** Start Task inputs **

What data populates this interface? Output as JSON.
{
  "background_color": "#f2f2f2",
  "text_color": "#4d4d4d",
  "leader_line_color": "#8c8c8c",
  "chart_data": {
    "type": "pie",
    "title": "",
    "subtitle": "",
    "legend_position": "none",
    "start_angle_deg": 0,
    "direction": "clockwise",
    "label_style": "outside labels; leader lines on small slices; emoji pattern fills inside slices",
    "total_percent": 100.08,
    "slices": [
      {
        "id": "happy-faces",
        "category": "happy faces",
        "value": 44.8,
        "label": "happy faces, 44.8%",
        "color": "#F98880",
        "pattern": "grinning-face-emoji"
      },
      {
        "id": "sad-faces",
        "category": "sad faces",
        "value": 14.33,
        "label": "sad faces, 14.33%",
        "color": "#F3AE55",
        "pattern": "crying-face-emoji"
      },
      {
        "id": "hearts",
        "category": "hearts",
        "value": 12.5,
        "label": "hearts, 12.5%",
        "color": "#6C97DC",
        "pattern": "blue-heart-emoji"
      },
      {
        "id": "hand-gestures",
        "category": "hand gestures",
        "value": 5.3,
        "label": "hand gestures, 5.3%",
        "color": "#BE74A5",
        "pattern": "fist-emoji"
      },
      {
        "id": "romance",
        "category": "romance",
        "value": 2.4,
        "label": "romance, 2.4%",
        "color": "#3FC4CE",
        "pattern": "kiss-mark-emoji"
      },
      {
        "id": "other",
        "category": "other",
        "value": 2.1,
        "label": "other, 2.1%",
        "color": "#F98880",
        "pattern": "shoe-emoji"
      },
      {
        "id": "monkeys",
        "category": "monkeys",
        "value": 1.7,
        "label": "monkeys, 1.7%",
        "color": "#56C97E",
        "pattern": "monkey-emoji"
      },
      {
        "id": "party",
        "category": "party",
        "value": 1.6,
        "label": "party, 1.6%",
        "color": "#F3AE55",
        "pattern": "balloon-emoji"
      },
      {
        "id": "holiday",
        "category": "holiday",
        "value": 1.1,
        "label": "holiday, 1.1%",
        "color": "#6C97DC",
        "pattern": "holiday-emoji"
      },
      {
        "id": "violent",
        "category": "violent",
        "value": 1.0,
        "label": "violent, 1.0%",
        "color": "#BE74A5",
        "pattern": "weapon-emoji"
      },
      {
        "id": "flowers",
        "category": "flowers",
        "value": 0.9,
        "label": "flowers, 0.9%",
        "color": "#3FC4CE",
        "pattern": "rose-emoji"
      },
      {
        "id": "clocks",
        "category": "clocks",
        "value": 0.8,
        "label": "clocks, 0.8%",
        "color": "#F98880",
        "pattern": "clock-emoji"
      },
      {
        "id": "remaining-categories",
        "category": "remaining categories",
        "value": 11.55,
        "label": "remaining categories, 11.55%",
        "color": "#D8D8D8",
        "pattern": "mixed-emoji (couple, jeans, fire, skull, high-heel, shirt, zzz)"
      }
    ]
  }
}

** End Task inputs **

:: What you will do ::
Lines containing the word "flowers" must all be returned from the material above.

:: Task result ::
        "id": "flowers",
        "category": "flowers",
        "label": "flowers, 0.9%",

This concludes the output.